"""
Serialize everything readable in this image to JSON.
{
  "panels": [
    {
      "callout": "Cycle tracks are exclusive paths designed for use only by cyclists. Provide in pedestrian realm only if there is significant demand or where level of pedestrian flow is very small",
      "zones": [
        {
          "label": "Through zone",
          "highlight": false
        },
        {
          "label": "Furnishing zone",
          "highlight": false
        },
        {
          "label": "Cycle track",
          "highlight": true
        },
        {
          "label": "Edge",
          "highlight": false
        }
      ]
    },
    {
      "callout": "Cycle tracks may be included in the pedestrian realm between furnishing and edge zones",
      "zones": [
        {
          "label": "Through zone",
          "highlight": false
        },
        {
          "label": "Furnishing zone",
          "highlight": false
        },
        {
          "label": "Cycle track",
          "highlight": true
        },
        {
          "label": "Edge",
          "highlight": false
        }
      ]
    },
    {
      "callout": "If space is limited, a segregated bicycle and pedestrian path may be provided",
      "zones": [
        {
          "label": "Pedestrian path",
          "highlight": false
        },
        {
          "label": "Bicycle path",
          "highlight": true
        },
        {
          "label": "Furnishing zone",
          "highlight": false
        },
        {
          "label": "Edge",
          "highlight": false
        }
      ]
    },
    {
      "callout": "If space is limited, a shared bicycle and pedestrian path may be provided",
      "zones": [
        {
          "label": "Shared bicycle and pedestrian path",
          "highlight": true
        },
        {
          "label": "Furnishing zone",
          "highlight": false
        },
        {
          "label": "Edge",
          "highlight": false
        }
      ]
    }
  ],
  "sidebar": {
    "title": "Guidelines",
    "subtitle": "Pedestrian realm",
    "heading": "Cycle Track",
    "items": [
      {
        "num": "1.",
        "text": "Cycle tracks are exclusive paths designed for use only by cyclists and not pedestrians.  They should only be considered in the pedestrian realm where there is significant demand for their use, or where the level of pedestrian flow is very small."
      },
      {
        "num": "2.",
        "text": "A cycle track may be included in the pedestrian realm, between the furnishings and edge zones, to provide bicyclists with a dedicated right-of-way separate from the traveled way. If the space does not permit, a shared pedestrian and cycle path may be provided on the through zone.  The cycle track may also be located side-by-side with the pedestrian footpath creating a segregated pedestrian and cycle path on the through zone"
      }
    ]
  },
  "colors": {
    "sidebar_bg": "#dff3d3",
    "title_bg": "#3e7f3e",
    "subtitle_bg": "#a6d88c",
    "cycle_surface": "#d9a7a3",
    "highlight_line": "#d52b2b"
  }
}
"""
▶ _Given instruction_: Please output the entries above, every line exactly as it reads.

▶ _Answer to the task_:
Serialize everything readable in this image to JSON.
{
  "panels": [
    {
      "callout": "Cycle tracks are exclusive paths designed for use only by cyclists. Provide in pedestrian realm only if there is significant demand or where level of pedestrian flow is very small",
      "zones": [
        {
          "label": "Through zone",
          "highlight": false
        },
        {
          "label": "Furnishing zone",
          "highlight": false
        },
        {
          "label": "Cycle track",
          "highlight": true
        },
        {
          "label": "Edge",
          "highlight": false
        }
      ]
    },
    {
      "callout": "Cycle tracks may be included in the pedestrian realm between furnishing and edge zones",
      "zones": [
        {
          "label": "Through zone",
          "highlight": false
        },
        {
          "label": "Furnishing zone",
          "highlight": false
        },
        {
          "label": "Cycle track",
          "highlight": true
        },
        {
          "label": "Edge",
          "highlight": false
        }
      ]
    },
    {
      "callout": "If space is limited, a segregated bicycle and pedestrian path may be provided",
      "zones": [
        {
          "label": "Pedestrian path",
          "highlight": false
        },
        {
          "label": "Bicycle path",
          "highlight": true
        },
        {
          "label": "Furnishing zone",
          "highlight": false
        },
        {
          "label": "Edge",
          "highlight": false
        }
      ]
    },
    {
      "callout": "If space is limited, a shared bicycle and pedestrian path may be provided",
      "zones": [
        {
          "label": "Shared bicycle and pedestrian path",
          "highlight": true
        },
        {
          "label": "Furnishing zone",
          "highlight": false
        },
        {
          "label": "Edge",
          "highlight": false
        }
      ]
    }
  ],
  "sidebar": {
    "title": "Guidelines",
    "subtitle": "Pedestrian realm",
    "heading": "Cycle Track",
    "items": [
      {
        "num": "1.",
        "text": "Cycle tracks are exclusive paths designed for use only by cyclists and not pedestrians.  They should only be considered in the pedestrian realm where there is significant demand for their use, or where the level of pedestrian flow is very small."
      },
      {
        "num": "2.",
        "text": "A cycle track may be included in the pedestrian realm, between the furnishings and edge zones, to provide bicyclists with a dedicated right-of-way separate from the traveled way. If the space does not permit, a shared pedestrian and cycle path may be provided on the through zone.  The cycle track may also be located side-by-side with the pedestrian footpath creating a segregated pedestrian and cycle path on the through zone"
      }
    ]
  },
  "colors": {
    "sidebar_bg": "#dff3d3",
    "title_bg": "#3e7f3e",
    "subtitle_bg": "#a6d88c",
    "cycle_surface": "#d9a7a3",
    "highlight_line": "#d52b2b"
  }
}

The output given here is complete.